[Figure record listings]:
^^^^^^^^^^^^^^^^

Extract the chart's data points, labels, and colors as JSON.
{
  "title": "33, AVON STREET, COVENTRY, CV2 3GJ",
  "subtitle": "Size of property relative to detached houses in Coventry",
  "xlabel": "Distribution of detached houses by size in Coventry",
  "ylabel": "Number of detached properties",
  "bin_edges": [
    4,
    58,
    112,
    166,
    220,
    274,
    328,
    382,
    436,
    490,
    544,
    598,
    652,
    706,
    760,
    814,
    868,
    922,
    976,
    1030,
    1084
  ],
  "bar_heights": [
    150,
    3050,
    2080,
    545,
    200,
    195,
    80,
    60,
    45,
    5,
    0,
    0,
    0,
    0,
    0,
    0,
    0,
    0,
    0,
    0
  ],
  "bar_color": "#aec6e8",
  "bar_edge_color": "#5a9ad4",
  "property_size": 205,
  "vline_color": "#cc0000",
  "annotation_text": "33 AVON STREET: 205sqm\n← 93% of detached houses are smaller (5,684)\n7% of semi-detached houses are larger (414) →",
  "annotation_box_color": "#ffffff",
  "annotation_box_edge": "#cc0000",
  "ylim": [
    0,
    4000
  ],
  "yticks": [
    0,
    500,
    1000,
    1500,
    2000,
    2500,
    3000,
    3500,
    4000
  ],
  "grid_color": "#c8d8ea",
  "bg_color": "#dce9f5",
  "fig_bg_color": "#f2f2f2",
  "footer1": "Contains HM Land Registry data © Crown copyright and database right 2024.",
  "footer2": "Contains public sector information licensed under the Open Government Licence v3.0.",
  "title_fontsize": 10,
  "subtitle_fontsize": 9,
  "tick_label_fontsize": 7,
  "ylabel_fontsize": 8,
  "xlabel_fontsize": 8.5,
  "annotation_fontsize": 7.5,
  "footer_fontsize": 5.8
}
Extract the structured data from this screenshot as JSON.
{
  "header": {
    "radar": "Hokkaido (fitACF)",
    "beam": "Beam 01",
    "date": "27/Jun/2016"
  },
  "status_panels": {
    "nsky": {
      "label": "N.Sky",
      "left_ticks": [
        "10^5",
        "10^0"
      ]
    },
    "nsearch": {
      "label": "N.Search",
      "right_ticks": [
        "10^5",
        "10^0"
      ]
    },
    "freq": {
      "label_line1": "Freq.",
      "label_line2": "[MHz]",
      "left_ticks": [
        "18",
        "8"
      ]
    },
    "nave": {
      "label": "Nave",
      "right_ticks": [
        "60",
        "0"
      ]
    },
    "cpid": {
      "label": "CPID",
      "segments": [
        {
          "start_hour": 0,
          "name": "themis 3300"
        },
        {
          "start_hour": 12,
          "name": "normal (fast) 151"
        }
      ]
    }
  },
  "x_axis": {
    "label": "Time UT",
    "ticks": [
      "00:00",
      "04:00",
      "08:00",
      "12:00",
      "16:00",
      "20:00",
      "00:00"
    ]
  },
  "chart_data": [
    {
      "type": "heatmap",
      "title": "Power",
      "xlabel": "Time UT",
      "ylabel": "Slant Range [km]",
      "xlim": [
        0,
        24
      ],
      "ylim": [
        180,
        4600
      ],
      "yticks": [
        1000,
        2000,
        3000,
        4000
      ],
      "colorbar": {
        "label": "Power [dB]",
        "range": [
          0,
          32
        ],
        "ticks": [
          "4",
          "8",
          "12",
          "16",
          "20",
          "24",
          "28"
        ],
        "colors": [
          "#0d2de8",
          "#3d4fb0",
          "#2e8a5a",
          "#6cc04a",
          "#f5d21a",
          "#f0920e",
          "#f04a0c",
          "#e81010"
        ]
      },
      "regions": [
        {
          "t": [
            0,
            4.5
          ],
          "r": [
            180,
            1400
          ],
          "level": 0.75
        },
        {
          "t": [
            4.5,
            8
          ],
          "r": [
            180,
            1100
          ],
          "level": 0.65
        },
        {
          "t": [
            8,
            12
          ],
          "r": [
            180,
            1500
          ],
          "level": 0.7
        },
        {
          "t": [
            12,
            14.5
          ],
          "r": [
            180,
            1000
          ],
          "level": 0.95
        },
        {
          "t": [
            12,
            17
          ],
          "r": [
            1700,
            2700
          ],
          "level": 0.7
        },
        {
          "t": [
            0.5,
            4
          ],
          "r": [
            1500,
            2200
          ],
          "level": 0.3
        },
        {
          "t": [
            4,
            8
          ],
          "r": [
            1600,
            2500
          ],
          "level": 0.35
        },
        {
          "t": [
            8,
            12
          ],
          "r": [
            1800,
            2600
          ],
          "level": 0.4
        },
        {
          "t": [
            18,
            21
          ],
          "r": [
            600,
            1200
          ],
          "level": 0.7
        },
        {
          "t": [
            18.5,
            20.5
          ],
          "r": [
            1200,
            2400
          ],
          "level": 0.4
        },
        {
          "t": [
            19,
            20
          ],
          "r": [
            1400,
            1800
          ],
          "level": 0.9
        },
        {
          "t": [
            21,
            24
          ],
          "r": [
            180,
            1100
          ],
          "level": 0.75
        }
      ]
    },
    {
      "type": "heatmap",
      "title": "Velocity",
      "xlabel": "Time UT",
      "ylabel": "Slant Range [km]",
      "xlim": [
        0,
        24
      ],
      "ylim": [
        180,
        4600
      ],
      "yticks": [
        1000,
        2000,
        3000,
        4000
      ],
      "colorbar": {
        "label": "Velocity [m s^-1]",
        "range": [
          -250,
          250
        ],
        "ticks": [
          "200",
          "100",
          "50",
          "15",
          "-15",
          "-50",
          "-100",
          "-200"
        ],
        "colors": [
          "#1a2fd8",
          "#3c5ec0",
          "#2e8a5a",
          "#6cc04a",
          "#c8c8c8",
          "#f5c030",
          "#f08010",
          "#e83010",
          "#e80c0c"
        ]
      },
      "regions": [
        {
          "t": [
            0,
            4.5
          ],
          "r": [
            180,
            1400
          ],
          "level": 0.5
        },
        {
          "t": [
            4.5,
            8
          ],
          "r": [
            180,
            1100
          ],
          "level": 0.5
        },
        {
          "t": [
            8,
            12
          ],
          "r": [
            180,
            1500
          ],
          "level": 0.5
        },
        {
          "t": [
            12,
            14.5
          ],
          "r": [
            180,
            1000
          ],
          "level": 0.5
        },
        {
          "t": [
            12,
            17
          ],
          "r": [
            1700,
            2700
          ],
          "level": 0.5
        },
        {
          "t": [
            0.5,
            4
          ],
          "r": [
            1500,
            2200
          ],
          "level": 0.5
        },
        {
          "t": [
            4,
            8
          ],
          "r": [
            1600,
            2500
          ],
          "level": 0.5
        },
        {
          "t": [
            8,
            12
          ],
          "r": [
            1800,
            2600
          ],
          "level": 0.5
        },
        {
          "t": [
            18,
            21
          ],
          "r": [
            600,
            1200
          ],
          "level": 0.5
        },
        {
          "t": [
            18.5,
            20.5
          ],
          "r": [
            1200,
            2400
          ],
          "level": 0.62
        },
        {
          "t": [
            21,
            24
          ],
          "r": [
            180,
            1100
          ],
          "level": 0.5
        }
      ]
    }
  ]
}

^^^^^^^^^^^^^^^^

[Problem]: Count every line in the entries above where the word "name" appears; respond with the number alone.

[Exercise response]: 2